Dataset records
########################################
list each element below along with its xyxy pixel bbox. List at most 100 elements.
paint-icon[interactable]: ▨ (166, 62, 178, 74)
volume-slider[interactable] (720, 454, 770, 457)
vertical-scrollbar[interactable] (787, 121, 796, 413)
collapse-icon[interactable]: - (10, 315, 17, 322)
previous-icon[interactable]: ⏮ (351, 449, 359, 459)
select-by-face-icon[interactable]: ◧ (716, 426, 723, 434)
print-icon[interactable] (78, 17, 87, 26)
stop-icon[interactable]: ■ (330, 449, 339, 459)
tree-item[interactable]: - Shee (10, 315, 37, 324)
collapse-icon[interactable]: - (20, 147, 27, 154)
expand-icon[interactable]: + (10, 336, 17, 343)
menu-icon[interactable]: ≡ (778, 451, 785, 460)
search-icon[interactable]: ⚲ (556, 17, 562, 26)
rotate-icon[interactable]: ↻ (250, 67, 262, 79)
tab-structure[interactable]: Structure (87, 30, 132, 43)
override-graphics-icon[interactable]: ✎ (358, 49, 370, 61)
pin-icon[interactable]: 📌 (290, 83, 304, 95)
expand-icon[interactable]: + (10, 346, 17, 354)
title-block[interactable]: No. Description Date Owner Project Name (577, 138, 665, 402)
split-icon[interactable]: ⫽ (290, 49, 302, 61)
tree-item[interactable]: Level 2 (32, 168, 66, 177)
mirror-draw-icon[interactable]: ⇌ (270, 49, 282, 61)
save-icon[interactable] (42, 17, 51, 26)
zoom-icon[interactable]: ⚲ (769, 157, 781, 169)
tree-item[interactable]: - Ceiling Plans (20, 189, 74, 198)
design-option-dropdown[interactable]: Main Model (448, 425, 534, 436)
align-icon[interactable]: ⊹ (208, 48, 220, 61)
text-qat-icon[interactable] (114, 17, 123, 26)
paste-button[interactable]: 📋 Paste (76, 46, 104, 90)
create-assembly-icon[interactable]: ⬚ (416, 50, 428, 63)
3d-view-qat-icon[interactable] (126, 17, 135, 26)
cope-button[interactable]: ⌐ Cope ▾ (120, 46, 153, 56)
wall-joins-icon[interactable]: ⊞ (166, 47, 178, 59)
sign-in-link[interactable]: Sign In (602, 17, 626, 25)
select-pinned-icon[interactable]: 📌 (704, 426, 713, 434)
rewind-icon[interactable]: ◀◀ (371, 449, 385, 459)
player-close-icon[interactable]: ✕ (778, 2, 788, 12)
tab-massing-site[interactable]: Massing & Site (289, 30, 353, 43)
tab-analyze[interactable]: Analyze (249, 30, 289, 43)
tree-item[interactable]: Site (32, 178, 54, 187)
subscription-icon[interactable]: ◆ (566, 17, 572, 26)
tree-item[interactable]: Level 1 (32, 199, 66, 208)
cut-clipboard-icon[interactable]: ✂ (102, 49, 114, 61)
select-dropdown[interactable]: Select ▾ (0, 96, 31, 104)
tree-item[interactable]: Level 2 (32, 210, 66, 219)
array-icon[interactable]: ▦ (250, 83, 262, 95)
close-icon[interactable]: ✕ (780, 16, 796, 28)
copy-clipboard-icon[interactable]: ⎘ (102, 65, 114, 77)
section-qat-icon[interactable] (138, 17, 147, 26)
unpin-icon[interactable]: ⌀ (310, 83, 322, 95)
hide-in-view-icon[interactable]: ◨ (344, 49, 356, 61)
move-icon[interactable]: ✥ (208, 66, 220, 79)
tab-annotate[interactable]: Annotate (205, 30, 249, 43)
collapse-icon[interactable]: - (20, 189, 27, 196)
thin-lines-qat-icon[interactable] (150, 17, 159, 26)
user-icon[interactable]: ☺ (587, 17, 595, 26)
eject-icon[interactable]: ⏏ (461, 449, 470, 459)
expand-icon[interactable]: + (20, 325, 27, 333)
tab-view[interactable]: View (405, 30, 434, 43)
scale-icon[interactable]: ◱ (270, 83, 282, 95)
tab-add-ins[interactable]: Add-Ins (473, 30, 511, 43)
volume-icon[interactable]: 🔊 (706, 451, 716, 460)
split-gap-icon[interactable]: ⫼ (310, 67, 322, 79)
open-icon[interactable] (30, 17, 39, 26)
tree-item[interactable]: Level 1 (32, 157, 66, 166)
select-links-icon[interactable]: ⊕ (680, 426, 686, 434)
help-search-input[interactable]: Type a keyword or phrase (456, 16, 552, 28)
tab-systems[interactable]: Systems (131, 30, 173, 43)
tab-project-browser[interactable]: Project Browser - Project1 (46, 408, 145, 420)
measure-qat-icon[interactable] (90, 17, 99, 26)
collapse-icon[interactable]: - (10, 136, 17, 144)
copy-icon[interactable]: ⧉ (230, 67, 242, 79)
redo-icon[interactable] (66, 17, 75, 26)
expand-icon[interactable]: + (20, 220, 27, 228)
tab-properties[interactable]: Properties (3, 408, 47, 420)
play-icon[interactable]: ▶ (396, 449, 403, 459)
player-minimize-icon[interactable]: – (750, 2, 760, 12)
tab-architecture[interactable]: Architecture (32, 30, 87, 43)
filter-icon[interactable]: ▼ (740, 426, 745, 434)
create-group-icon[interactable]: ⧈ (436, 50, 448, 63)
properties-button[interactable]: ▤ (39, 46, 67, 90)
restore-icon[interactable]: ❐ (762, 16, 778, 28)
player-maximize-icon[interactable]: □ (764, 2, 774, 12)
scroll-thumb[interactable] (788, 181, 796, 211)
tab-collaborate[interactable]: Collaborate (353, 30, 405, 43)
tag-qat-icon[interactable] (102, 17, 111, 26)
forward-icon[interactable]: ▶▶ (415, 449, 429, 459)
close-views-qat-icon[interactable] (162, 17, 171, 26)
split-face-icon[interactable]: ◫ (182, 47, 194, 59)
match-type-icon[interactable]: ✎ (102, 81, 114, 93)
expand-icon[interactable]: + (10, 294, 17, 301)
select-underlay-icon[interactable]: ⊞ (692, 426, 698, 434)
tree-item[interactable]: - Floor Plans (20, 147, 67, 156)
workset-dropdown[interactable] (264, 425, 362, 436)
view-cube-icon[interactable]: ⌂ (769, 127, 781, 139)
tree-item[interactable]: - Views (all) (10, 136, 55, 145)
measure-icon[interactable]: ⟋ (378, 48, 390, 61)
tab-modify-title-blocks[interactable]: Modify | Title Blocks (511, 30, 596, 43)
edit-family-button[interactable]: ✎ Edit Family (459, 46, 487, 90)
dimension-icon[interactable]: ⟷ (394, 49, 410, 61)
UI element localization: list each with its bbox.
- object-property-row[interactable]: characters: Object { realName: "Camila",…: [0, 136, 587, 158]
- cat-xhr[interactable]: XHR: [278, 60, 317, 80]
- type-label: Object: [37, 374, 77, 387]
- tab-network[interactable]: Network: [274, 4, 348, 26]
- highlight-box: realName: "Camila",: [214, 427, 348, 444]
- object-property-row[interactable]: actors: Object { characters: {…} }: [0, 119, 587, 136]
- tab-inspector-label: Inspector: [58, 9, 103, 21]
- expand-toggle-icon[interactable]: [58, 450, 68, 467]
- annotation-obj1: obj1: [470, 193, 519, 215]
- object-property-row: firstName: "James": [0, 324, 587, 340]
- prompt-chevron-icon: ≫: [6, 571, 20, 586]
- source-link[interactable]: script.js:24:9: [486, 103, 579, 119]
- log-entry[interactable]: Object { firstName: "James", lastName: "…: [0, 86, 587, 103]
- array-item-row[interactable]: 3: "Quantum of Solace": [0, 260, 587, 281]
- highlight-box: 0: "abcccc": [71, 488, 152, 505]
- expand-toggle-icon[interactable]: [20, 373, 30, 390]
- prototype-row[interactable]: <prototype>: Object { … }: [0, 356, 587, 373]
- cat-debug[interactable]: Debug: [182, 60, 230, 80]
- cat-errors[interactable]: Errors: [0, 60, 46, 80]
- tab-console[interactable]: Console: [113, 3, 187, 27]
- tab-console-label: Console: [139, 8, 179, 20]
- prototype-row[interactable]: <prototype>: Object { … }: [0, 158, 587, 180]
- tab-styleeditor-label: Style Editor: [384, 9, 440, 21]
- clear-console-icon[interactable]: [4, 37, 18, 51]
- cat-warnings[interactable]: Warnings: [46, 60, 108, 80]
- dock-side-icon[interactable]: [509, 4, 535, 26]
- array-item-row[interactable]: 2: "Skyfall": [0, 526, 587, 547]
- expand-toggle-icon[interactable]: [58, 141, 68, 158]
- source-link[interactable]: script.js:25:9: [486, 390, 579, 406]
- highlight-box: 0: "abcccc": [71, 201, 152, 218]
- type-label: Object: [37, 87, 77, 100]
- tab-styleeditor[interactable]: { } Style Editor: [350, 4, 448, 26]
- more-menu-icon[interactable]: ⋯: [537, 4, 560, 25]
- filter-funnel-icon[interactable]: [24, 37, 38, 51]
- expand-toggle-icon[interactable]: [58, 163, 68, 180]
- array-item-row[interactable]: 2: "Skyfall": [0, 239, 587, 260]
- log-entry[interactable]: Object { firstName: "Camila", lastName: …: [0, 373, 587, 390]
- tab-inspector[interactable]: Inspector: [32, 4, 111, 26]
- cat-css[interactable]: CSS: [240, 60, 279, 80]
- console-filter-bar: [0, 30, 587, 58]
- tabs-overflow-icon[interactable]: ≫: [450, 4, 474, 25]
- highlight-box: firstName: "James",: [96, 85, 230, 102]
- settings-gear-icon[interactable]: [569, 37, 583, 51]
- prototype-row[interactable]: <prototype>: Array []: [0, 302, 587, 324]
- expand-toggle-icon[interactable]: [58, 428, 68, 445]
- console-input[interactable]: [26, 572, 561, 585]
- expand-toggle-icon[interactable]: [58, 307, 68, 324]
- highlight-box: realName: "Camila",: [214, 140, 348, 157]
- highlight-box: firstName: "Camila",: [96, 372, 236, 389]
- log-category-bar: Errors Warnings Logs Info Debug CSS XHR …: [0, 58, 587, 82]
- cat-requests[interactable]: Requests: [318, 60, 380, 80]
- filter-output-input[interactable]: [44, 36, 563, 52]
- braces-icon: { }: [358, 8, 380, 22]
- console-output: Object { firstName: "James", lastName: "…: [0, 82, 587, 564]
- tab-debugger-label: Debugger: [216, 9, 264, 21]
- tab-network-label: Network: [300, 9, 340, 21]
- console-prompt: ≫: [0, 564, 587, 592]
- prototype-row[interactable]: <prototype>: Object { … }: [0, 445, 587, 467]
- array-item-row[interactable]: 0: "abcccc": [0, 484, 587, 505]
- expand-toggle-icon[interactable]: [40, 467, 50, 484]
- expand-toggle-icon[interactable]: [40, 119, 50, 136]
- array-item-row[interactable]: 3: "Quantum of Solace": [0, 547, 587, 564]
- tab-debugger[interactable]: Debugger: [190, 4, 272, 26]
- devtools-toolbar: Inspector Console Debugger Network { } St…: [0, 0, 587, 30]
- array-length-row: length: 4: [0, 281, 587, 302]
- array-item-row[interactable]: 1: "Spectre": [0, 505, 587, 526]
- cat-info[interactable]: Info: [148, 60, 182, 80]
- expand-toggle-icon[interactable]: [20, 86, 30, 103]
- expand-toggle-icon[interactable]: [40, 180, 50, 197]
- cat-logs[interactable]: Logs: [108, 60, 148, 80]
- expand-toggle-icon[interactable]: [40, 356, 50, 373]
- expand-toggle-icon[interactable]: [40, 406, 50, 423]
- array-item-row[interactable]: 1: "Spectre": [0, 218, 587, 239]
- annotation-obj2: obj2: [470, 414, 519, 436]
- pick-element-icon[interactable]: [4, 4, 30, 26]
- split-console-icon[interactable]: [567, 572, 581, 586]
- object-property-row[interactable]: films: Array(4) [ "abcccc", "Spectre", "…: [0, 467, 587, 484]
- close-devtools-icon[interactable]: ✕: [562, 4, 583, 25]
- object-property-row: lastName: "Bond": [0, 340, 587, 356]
########################################
What the exercise asks:
Quote the lines starting at the beginning of the dataset records and ending at the line containing "collapse-icon[interactable]: - (10, 315, 17, 322)".

Solved exercise:
list each element below along with its xyxy pixel bbox. List at most 100 elements.
paint-icon[interactable]: ▨ (166, 62, 178, 74)
volume-slider[interactable] (720, 454, 770, 457)
vertical-scrollbar[interactable] (787, 121, 796, 413)
collapse-icon[interactable]: - (10, 315, 17, 322)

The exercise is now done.